> **Problema proposto a**
Responda, com base no texto sobre o poema, às perguntas abaixo:
(i) Em que pessoa gramatical está escrito o poema?
(ii) Que elemento é apresentado como responsável pela separação do sujeito de si mesmo?
(iii) A partir do contacto com que cultura as tradições passam a ser reprimidas?

> **Texto fornecido**
O poema está
escrito na primeira pessoa do singular (“fui”, “me”, “mim”, etc.), o que nos
permite entender que o «eu» poético representa a voz do povo angolano.
A quintilha
inicial introduz o sentimento de não-pertencimento e apresenta o oceano como o
responsável pela separação de si: “O oceano separou-me de mim / enquanto me fui
esquecendo nos séculos”. Estes versos sugerem, desde logo, a ideia de cisão do
sujeito lírico com a identidade, comum ao povo africano, visto que, a partir do
contacto com a cultura europeia, as suas tradições são reprimidas, passando a
um não-pertencimento, a um entre-lugar, a um não pertencer a isto nem àquilo.

> **Dados a utilizar**

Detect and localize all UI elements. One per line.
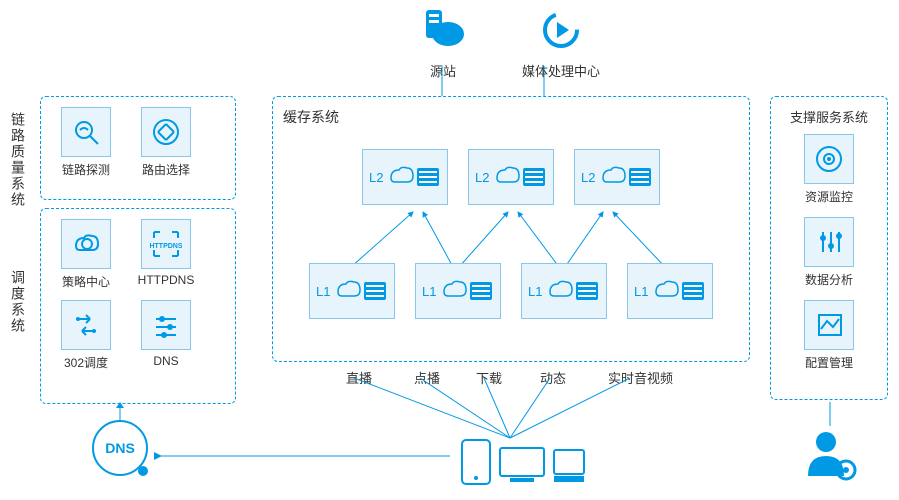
cloud-server-icon [654,278,706,304]
tile-label: 资源监控 [794,188,864,205]
media-label: 媒体处理中心 [522,61,600,80]
tile-label: 链路探测 [51,161,121,178]
media-center: 媒体处理中心 [522,8,600,80]
dns-node: DNS [92,420,148,476]
dns-label: DNS [105,440,135,456]
cache-node-l2: L2 [362,149,448,205]
cache-node-l1: L1 [627,263,713,319]
cache-node-l2: L2 [468,149,554,205]
admin-user [804,428,860,489]
config-mgmt-icon [813,309,845,341]
resource-monitor-icon [813,143,845,175]
tile-link-probe: 链路探测 [51,107,121,178]
devices-icon [460,436,590,486]
link-quality-panel: 链路探测路由选择 [40,96,236,200]
tile-config-mgmt: 配置管理 [794,300,864,371]
tile-label: 策略中心 [51,273,121,290]
tile-label: DNS [131,354,201,368]
tile-redirect-302: 302调度 [51,300,121,371]
tile-label: HTTPDNS [131,273,201,287]
service-label: 动态 [540,368,566,387]
server-cloud-icon [418,8,468,52]
scheduling-panel: 策略中心 HTTPDNS HTTPDNS 302调度 DNS [40,208,236,404]
architecture-diagram: 源站 媒体处理中心 链路质量系统 调度系统 链路探测路由选择 策略中心 HTTPD… [0,0,899,500]
tile-label: 302调度 [51,354,121,371]
link-probe-icon [70,116,102,148]
cache-title: 缓存系统 [283,107,739,127]
cache-node-l2: L2 [574,149,660,205]
svg-text:HTTPDNS: HTTPDNS [150,243,182,250]
tile-policy-center: 策略中心 [51,219,121,290]
cache-node-l1: L1 [309,263,395,319]
route-select-icon [150,116,182,148]
service-label: 下载 [476,368,502,387]
tile-label: 数据分析 [794,271,864,288]
cloud-server-icon [442,278,494,304]
cache-system-panel: 缓存系统 L2 L2 L2 L1 L1 L1 L1 [272,96,750,362]
tile-httpdns: HTTPDNS HTTPDNS [131,219,201,290]
cache-node-l1: L1 [415,263,501,319]
origin-station: 源站 [418,8,468,80]
cloud-server-icon [495,164,547,190]
cloud-server-icon [336,278,388,304]
tile-resource-monitor: 资源监控 [794,134,864,205]
vlabel-link-quality: 链路质量系统 [8,112,28,208]
cloud-server-icon [548,278,600,304]
data-analysis-icon [813,226,845,258]
service-label: 直播 [346,368,372,387]
tile-data-analysis: 数据分析 [794,217,864,288]
dns-tile-icon [150,309,182,341]
support-title: 支撑服务系统 [781,107,877,126]
tile-route-select: 路由选择 [131,107,201,178]
origin-label: 源站 [418,61,468,80]
service-label: 实时音视频 [608,368,673,387]
service-label: 点播 [414,368,440,387]
vlabel-scheduling: 调度系统 [8,270,28,334]
tile-dns-tile: DNS [131,300,201,371]
tile-label: 路由选择 [131,161,201,178]
support-panel: 支撑服务系统 资源监控数据分析配置管理 [770,96,888,400]
tile-label: 配置管理 [794,354,864,371]
redirect-302-icon [70,309,102,341]
cloud-server-icon [389,164,441,190]
arrow-device-dns [150,448,470,468]
client-devices [460,436,590,491]
cache-node-l1: L1 [521,263,607,319]
httpdns-icon: HTTPDNS [150,228,182,260]
policy-center-icon [70,228,102,260]
admin-user-icon [804,428,860,484]
media-play-icon [539,8,583,52]
arrow-admin [824,400,844,430]
cloud-server-icon [601,164,653,190]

> **Problema proposto b**
Converta numa lista JSON de strings as linhas das entradas, da linha que contém "cloud-server-icon [654,278,706,304]" até à linha que contém "cache-node-l2: L2 [362,149,448,205]", inclusive, com uma string por linha e sem linhas em branco.

> **Resultado a**
(i) Na primeira pessoa do singular.
(ii) O oceano.
(iii) A cultura europeia.

> **Resultado b**
[
  "cloud-server-icon [654,278,706,304]",
  "tile-label: 资源监控 [794,188,864,205]",
  "media-label: 媒体处理中心 [522,61,600,80]",
  "tile-label: 链路探测 [51,161,121,178]",
  "media-center: 媒体处理中心 [522,8,600,80]",
  "dns-node: DNS [92,420,148,476]",
  "dns-label: DNS [105,440,135,456]",
  "cache-node-l2: L2 [362,149,448,205]"
]